Entries from a dataset:
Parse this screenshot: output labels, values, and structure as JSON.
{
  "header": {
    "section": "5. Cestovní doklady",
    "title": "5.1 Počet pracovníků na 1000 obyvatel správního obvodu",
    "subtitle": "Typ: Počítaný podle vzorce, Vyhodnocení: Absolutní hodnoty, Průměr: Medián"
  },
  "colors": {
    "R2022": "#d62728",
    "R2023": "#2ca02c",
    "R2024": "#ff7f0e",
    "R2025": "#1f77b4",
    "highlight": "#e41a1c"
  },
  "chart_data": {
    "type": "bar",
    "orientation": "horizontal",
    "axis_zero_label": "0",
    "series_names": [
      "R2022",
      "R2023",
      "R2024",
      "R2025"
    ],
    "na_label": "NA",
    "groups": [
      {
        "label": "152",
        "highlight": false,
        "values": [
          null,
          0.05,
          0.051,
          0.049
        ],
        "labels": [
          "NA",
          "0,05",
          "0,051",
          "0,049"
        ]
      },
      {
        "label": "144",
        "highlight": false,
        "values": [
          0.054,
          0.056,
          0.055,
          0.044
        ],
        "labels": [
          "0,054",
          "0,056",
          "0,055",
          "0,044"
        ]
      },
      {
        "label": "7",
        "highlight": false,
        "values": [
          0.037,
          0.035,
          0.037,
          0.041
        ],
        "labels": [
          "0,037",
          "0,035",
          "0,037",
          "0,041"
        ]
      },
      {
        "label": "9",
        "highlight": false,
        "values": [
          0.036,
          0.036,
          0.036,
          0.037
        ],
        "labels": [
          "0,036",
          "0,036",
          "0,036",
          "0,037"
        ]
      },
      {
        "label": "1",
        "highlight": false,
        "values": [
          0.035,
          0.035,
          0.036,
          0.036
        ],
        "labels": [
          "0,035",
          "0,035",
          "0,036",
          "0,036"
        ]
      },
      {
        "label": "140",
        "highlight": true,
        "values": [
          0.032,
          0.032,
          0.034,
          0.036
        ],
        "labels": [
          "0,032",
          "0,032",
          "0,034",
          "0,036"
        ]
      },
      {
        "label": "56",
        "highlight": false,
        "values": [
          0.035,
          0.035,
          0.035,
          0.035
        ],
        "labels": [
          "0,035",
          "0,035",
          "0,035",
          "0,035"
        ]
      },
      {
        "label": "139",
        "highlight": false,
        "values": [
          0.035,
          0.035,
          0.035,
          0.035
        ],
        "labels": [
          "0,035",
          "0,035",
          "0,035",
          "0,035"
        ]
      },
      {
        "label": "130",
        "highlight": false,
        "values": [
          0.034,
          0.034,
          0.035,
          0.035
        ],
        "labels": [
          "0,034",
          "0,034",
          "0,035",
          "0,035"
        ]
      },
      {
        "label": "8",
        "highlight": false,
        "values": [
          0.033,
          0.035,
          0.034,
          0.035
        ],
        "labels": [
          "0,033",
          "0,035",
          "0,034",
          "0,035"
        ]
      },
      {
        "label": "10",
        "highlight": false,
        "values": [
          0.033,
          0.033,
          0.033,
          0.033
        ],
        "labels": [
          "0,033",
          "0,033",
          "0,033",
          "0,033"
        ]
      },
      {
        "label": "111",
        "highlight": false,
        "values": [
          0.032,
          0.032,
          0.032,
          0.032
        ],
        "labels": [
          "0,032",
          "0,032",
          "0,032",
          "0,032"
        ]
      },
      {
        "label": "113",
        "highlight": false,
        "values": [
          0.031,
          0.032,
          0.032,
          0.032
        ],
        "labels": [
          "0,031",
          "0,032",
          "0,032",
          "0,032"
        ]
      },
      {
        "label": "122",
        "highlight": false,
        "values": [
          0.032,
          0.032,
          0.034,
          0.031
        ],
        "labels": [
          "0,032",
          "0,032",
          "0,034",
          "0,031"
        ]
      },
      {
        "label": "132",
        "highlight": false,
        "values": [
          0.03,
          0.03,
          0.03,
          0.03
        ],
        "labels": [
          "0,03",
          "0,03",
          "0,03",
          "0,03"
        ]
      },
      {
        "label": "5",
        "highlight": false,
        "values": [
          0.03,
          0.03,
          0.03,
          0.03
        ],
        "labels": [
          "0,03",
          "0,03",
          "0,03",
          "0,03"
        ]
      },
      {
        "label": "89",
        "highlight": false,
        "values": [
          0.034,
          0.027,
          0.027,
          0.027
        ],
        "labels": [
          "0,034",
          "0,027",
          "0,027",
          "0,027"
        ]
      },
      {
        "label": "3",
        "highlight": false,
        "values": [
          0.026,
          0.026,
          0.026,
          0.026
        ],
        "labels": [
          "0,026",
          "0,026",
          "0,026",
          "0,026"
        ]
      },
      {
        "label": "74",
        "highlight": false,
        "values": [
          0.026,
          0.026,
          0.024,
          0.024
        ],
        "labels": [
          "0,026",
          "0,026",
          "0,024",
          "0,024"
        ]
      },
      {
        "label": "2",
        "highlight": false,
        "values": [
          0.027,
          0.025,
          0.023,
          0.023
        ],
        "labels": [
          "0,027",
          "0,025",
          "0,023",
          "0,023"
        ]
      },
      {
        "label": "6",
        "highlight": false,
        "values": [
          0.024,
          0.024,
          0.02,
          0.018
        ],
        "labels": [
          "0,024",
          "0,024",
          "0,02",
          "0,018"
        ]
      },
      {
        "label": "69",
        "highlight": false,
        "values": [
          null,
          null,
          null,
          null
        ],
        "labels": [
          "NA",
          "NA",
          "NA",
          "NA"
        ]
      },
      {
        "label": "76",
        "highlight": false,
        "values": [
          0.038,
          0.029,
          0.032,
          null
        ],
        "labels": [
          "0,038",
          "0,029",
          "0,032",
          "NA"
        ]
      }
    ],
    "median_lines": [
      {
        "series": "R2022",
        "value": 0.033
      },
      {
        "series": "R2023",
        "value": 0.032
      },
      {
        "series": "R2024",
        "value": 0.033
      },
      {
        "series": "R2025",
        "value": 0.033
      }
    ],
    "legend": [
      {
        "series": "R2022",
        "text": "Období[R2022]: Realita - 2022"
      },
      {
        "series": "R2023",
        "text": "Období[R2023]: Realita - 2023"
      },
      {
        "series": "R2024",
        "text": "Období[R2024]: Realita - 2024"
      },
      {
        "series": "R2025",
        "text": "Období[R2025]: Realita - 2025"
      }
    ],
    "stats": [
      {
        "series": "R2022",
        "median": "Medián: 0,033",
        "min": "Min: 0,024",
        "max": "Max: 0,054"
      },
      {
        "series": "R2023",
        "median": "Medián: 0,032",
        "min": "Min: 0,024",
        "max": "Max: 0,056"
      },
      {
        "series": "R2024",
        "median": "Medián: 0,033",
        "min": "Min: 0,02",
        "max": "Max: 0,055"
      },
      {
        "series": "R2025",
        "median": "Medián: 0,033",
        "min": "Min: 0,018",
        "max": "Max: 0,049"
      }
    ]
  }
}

_SHORT PROBLEM_
Provide only the count of lines in the material above that hold the word "text".

_CORRECT ANSWER_
4